*** Task data ***

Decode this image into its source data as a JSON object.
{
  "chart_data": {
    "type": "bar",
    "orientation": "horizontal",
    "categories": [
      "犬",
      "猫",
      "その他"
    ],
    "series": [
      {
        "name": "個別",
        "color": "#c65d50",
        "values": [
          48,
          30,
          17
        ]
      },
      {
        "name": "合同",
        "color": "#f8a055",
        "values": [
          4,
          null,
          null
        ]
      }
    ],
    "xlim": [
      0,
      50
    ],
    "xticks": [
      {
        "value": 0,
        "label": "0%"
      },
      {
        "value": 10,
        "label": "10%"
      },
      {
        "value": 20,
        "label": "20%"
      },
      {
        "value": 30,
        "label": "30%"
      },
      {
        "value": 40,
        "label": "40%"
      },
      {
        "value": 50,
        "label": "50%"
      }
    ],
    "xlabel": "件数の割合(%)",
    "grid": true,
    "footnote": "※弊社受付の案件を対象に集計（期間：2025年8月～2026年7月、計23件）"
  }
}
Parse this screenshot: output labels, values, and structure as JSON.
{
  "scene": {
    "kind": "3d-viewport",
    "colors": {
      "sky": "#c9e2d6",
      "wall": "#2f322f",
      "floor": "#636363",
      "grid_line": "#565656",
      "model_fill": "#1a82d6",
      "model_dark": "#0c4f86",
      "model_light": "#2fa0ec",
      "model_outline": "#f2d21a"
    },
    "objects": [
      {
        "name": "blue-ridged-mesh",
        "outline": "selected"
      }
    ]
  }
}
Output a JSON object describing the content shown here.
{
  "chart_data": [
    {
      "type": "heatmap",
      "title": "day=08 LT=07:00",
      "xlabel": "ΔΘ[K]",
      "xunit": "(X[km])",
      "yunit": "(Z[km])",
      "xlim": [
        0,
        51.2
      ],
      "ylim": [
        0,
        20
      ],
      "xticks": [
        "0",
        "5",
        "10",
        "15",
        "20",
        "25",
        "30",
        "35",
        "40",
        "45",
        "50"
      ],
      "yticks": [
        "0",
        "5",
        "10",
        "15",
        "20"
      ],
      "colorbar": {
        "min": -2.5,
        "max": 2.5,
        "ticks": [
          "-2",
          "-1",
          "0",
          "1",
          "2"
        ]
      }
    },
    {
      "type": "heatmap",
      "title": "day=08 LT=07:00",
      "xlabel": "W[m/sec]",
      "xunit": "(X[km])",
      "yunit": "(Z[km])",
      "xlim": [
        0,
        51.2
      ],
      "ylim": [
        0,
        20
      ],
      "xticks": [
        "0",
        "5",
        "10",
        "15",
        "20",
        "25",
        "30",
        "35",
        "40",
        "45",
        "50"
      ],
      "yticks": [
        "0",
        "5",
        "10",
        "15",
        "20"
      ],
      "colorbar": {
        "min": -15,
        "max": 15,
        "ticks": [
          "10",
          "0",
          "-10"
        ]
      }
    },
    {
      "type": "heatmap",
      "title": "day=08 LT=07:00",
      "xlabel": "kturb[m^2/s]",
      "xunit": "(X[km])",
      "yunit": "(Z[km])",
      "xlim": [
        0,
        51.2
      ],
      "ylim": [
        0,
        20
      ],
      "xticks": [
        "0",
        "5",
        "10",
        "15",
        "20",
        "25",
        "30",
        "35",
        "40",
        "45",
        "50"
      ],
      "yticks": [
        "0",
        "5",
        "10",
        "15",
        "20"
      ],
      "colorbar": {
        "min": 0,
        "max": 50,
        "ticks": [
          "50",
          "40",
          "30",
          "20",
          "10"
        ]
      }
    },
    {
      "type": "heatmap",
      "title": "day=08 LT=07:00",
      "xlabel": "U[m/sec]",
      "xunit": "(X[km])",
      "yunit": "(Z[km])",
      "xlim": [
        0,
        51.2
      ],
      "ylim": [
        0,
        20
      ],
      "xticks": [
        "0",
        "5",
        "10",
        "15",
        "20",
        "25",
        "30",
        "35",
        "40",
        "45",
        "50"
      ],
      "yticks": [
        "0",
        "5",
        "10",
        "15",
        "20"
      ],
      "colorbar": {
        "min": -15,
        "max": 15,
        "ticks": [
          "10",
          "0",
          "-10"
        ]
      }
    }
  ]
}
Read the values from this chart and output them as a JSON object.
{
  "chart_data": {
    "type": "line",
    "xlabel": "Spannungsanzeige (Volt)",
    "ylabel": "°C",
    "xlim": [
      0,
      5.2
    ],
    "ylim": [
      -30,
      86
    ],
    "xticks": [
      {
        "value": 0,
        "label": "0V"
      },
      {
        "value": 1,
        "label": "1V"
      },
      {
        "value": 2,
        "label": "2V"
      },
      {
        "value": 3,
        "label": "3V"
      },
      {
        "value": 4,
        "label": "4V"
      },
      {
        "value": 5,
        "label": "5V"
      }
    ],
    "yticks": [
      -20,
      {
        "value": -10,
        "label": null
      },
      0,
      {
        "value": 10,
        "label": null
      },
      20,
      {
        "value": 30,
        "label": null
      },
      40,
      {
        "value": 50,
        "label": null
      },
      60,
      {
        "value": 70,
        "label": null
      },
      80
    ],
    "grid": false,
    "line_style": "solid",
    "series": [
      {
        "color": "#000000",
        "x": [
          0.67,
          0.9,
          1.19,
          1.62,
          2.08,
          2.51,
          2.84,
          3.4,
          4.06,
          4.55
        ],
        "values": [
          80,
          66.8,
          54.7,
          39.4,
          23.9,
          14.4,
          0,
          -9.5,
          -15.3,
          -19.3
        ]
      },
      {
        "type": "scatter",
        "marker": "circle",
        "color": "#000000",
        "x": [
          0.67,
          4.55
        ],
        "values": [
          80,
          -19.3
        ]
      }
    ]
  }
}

***

Goal —
Please copy out each record, character for character.

Written solution —
Decode this image into its source data as a JSON object.
{
  "chart_data": {
    "type": "bar",
    "orientation": "horizontal",
    "categories": [
      "犬",
      "猫",
      "その他"
    ],
    "series": [
      {
        "name": "個別",
        "color": "#c65d50",
        "values": [
          48,
          30,
          17
        ]
      },
      {
        "name": "合同",
        "color": "#f8a055",
        "values": [
          4,
          null,
          null
        ]
      }
    ],
    "xlim": [
      0,
      50
    ],
    "xticks": [
      {
        "value": 0,
        "label": "0%"
      },
      {
        "value": 10,
        "label": "10%"
      },
      {
        "value": 20,
        "label": "20%"
      },
      {
        "value": 30,
        "label": "30%"
      },
      {
        "value": 40,
        "label": "40%"
      },
      {
        "value": 50,
        "label": "50%"
      }
    ],
    "xlabel": "件数の割合(%)",
    "grid": true,
    "footnote": "※弊社受付の案件を対象に集計（期間：2025年8月～2026年7月、計23件）"
  }
}
Parse this screenshot: output labels, values, and structure as JSON.
{
  "scene": {
    "kind": "3d-viewport",
    "colors": {
      "sky": "#c9e2d6",
      "wall": "#2f322f",
      "floor": "#636363",
      "grid_line": "#565656",
      "model_fill": "#1a82d6",
      "model_dark": "#0c4f86",
      "model_light": "#2fa0ec",
      "model_outline": "#f2d21a"
    },
    "objects": [
      {
        "name": "blue-ridged-mesh",
        "outline": "selected"
      }
    ]
  }
}
Output a JSON object describing the content shown here.
{
  "chart_data": [
    {
      "type": "heatmap",
      "title": "day=08 LT=07:00",
      "xlabel": "ΔΘ[K]",
      "xunit": "(X[km])",
      "yunit": "(Z[km])",
      "xlim": [
        0,
        51.2
      ],
      "ylim": [
        0,
        20
      ],
      "xticks": [
        "0",
        "5",
        "10",
        "15",
        "20",
        "25",
        "30",
        "35",
        "40",
        "45",
        "50"
      ],
      "yticks": [
        "0",
        "5",
        "10",
        "15",
        "20"
      ],
      "colorbar": {
        "min": -2.5,
        "max": 2.5,
        "ticks": [
          "-2",
          "-1",
          "0",
          "1",
          "2"
        ]
      }
    },
    {
      "type": "heatmap",
      "title": "day=08 LT=07:00",
      "xlabel": "W[m/sec]",
      "xunit": "(X[km])",
      "yunit": "(Z[km])",
      "xlim": [
        0,
        51.2
      ],
      "ylim": [
        0,
        20
      ],
      "xticks": [
        "0",
        "5",
        "10",
        "15",
        "20",
        "25",
        "30",
        "35",
        "40",
        "45",
        "50"
      ],
      "yticks": [
        "0",
        "5",
        "10",
        "15",
        "20"
      ],
      "colorbar": {
        "min": -15,
        "max": 15,
        "ticks": [
          "10",
          "0",
          "-10"
        ]
      }
    },
    {
      "type": "heatmap",
      "title": "day=08 LT=07:00",
      "xlabel": "kturb[m^2/s]",
      "xunit": "(X[km])",
      "yunit": "(Z[km])",
      "xlim": [
        0,
        51.2
      ],
      "ylim": [
        0,
        20
      ],
      "xticks": [
        "0",
        "5",
        "10",
        "15",
        "20",
        "25",
        "30",
        "35",
        "40",
        "45",
        "50"
      ],
      "yticks": [
        "0",
        "5",
        "10",
        "15",
        "20"
      ],
      "colorbar": {
        "min": 0,
        "max": 50,
        "ticks": [
          "50",
          "40",
          "30",
          "20",
          "10"
        ]
      }
    },
    {
      "type": "heatmap",
      "title": "day=08 LT=07:00",
      "xlabel": "U[m/sec]",
      "xunit": "(X[km])",
      "yunit": "(Z[km])",
      "xlim": [
        0,
        51.2
      ],
      "ylim": [
        0,
        20
      ],
      "xticks": [
        "0",
        "5",
        "10",
        "15",
        "20",
        "25",
        "30",
        "35",
        "40",
        "45",
        "50"
      ],
      "yticks": [
        "0",
        "5",
        "10",
        "15",
        "20"
      ],
      "colorbar": {
        "min": -15,
        "max": 15,
        "ticks": [
          "10",
          "0",
          "-10"
        ]
      }
    }
  ]
}
Read the values from this chart and output them as a JSON object.
{
  "chart_data": {
    "type": "line",
    "xlabel": "Spannungsanzeige (Volt)",
    "ylabel": "°C",
    "xlim": [
      0,
      5.2
    ],
    "ylim": [
      -30,
      86
    ],
    "xticks": [
      {
        "value": 0,
        "label": "0V"
      },
      {
        "value": 1,
        "label": "1V"
      },
      {
        "value": 2,
        "label": "2V"
      },
      {
        "value": 3,
        "label": "3V"
      },
      {
        "value": 4,
        "label": "4V"
      },
      {
        "value": 5,
        "label": "5V"
      }
    ],
    "yticks": [
      -20,
      {
        "value": -10,
        "label": null
      },
      0,
      {
        "value": 10,
        "label": null
      },
      20,
      {
        "value": 30,
        "label": null
      },
      40,
      {
        "value": 50,
        "label": null
      },
      60,
      {
        "value": 70,
        "label": null
      },
      80
    ],
    "grid": false,
    "line_style": "solid",
    "series": [
      {
        "color": "#000000",
        "x": [
          0.67,
          0.9,
          1.19,
          1.62,
          2.08,
          2.51,
          2.84,
          3.4,
          4.06,
          4.55
        ],
        "values": [
          80,
          66.8,
          54.7,
          39.4,
          23.9,
          14.4,
          0,
          -9.5,
          -15.3,
          -19.3
        ]
      },
      {
        "type": "scatter",
        "marker": "circle",
        "color": "#000000",
        "x": [
          0.67,
          4.55
        ],
        "values": [
          80,
          -19.3
        ]
      }
    ]
  }
}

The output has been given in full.